Reproduce the full listing below unchanged, apart from the pictures.

## BEGIN Given data

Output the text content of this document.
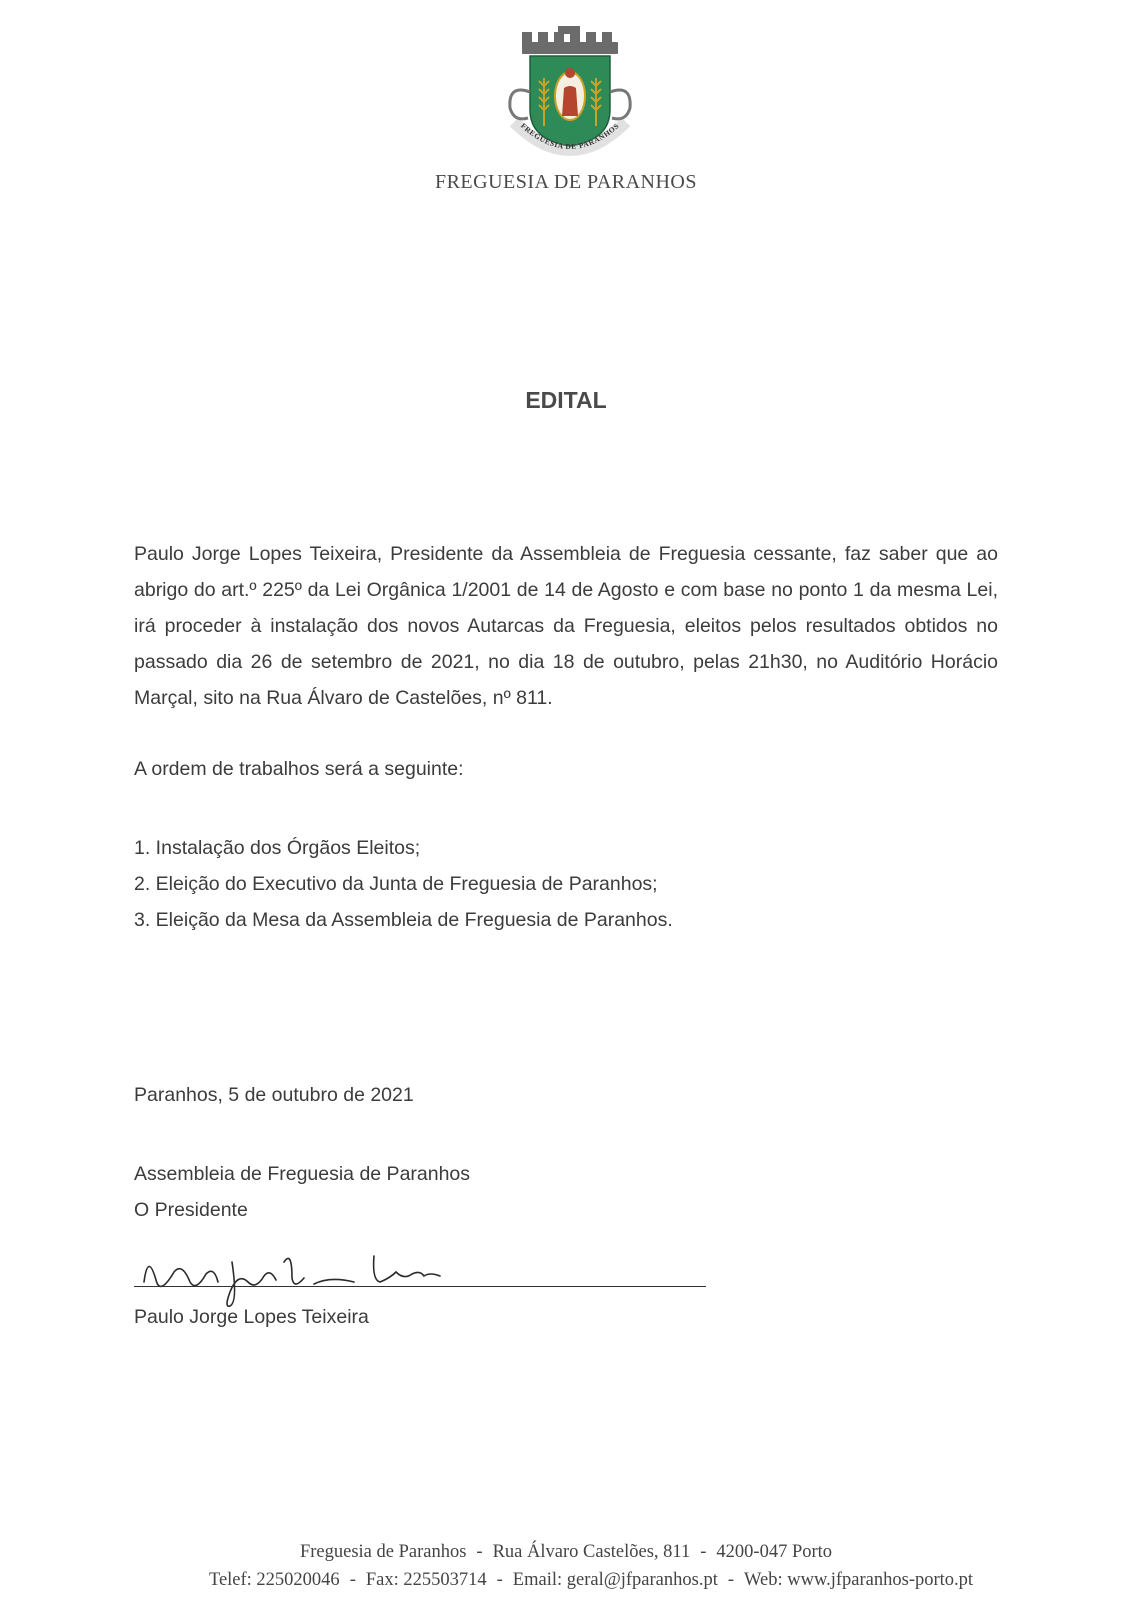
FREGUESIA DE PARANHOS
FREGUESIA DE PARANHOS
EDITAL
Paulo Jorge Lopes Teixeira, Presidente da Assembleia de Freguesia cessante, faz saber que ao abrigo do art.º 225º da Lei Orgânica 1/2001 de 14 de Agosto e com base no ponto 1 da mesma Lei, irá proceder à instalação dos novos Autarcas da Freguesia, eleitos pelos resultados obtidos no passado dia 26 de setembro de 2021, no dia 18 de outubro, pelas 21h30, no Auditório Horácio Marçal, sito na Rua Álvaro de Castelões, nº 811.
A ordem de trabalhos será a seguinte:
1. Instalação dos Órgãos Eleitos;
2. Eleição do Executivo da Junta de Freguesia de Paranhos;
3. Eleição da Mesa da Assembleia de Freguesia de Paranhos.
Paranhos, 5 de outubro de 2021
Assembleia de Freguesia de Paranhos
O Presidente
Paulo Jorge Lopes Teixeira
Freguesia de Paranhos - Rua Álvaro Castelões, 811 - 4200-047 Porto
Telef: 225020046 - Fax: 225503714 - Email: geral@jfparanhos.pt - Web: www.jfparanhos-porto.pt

## END Given data

▸ Complete output
Output the text content of this document.
FREGUESIA DE PARANHOS
FREGUESIA DE PARANHOS
EDITAL
Paulo Jorge Lopes Teixeira, Presidente da Assembleia de Freguesia cessante, faz saber que ao abrigo do art.º 225º da Lei Orgânica 1/2001 de 14 de Agosto e com base no ponto 1 da mesma Lei, irá proceder à instalação dos novos Autarcas da Freguesia, eleitos pelos resultados obtidos no passado dia 26 de setembro de 2021, no dia 18 de outubro, pelas 21h30, no Auditório Horácio Marçal, sito na Rua Álvaro de Castelões, nº 811.
A ordem de trabalhos será a seguinte:
1. Instalação dos Órgãos Eleitos;
2. Eleição do Executivo da Junta de Freguesia de Paranhos;
3. Eleição da Mesa da Assembleia de Freguesia de Paranhos.
Paranhos, 5 de outubro de 2021
Assembleia de Freguesia de Paranhos
O Presidente
Paulo Jorge Lopes Teixeira
Freguesia de Paranhos - Rua Álvaro Castelões, 811 - 4200-047 Porto
Telef: 225020046 - Fax: 225503714 - Email: geral@jfparanhos.pt - Web: www.jfparanhos-porto.pt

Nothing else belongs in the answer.